* **EXTRACTED ENTRIES**
---+---

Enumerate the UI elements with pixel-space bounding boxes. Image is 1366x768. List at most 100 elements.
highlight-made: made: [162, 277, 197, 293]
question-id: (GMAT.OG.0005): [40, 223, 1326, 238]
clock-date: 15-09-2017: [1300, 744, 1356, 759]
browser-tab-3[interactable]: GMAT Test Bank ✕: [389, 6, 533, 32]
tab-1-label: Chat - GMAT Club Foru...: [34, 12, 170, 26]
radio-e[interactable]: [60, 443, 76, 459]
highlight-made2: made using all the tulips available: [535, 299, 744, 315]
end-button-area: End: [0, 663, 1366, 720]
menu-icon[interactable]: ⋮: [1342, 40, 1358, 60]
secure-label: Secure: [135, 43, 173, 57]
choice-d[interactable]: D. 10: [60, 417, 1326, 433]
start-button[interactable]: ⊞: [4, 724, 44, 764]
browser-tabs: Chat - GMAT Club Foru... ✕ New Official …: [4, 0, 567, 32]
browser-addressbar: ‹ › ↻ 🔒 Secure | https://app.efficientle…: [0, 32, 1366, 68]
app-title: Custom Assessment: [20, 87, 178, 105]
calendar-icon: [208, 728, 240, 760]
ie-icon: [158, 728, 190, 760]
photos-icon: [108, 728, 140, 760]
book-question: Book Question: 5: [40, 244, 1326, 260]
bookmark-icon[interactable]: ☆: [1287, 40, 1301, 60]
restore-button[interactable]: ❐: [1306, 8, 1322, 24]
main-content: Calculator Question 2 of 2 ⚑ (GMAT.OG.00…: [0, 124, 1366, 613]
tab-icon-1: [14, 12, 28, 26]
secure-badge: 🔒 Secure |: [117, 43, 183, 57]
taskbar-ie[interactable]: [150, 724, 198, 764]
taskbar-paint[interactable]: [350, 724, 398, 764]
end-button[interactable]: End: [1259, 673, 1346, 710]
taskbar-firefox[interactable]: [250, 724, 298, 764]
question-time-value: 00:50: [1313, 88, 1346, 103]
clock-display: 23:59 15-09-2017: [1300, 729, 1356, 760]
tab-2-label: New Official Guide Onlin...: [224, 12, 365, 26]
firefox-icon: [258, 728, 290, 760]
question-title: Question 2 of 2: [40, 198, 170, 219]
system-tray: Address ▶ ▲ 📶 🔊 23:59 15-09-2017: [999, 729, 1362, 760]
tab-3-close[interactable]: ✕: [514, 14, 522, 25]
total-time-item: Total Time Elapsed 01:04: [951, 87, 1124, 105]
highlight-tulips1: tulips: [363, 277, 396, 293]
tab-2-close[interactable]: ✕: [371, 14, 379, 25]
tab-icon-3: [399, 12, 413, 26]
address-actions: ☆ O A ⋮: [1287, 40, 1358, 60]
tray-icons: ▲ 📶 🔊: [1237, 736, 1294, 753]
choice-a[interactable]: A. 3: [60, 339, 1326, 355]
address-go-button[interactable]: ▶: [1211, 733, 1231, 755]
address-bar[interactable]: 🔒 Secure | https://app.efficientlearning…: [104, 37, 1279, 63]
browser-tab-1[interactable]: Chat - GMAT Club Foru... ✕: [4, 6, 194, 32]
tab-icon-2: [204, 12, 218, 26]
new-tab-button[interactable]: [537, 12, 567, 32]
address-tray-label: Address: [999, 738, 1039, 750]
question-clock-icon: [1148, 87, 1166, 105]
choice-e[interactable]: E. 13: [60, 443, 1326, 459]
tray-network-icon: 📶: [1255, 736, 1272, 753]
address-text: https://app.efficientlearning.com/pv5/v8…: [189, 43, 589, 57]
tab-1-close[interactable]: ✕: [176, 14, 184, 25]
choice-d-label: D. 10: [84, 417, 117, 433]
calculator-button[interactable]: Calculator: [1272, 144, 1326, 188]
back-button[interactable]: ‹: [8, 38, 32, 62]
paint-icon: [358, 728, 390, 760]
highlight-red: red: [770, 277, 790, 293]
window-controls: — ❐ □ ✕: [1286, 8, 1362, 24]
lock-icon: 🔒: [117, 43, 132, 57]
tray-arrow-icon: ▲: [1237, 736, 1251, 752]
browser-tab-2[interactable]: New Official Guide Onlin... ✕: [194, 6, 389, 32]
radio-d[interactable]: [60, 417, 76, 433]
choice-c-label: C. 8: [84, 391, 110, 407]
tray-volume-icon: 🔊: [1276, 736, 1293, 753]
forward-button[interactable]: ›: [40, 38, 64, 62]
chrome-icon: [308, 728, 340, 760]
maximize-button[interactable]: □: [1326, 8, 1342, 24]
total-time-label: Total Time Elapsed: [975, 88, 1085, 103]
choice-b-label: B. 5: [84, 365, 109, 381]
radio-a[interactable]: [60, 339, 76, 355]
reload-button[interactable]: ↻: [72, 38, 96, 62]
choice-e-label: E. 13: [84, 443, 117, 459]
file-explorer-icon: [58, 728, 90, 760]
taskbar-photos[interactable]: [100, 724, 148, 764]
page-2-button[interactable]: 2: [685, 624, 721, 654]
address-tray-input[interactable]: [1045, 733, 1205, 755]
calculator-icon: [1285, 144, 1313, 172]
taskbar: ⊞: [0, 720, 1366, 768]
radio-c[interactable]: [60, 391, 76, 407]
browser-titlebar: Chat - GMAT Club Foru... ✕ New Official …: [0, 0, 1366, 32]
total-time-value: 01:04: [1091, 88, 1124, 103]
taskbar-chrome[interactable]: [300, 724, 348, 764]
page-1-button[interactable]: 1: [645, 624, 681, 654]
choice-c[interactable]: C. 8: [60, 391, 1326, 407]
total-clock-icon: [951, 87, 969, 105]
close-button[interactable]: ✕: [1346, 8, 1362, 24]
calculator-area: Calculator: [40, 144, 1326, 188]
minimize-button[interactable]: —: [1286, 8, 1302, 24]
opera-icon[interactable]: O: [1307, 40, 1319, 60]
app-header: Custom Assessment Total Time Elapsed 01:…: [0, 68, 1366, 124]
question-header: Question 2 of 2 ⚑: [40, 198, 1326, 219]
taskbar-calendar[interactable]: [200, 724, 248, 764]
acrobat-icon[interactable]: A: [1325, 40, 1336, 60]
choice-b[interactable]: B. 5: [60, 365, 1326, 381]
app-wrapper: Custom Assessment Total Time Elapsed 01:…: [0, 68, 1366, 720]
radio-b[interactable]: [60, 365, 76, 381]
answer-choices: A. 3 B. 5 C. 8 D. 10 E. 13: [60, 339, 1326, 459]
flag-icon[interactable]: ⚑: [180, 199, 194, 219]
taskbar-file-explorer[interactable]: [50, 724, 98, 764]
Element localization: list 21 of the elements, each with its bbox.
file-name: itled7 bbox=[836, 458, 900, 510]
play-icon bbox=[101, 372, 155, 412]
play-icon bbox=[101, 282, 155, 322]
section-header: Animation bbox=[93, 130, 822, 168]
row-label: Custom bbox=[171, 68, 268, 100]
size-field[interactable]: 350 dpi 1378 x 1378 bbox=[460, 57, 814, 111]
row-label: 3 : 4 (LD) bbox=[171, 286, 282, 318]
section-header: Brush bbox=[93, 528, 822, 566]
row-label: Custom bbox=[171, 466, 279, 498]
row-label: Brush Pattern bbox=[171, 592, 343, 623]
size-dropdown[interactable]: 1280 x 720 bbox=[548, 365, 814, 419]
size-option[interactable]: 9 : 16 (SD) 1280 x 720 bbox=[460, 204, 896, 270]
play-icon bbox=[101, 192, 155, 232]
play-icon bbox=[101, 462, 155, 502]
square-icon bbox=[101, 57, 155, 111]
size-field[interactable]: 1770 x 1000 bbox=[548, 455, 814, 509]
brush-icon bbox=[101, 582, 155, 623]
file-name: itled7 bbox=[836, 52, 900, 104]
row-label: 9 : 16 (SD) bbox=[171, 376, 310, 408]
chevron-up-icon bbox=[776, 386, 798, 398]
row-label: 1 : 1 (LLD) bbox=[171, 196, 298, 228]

---+---

* **WORK REQUIRED**
Reprint the part of the records that runs from their start through the line containing "choice-d[interactable]: D. 10: [60, 417, 1326, 433]", switching "tulips" to "roses" and leaving everything else unchanged.

* **FINISHED ANSWER**
Enumerate the UI elements with pixel-space bounding boxes. Image is 1366x768. List at most 100 elements.
highlight-made: made: [162, 277, 197, 293]
question-id: (GMAT.OG.0005): [40, 223, 1326, 238]
clock-date: 15-09-2017: [1300, 744, 1356, 759]
browser-tab-3[interactable]: GMAT Test Bank ✕: [389, 6, 533, 32]
tab-1-label: Chat - GMAT Club Foru...: [34, 12, 170, 26]
radio-e[interactable]: [60, 443, 76, 459]
highlight-made2: made using all the roses available: [535, 299, 744, 315]
end-button-area: End: [0, 663, 1366, 720]
menu-icon[interactable]: ⋮: [1342, 40, 1358, 60]
secure-label: Secure: [135, 43, 173, 57]
choice-d[interactable]: D. 10: [60, 417, 1326, 433]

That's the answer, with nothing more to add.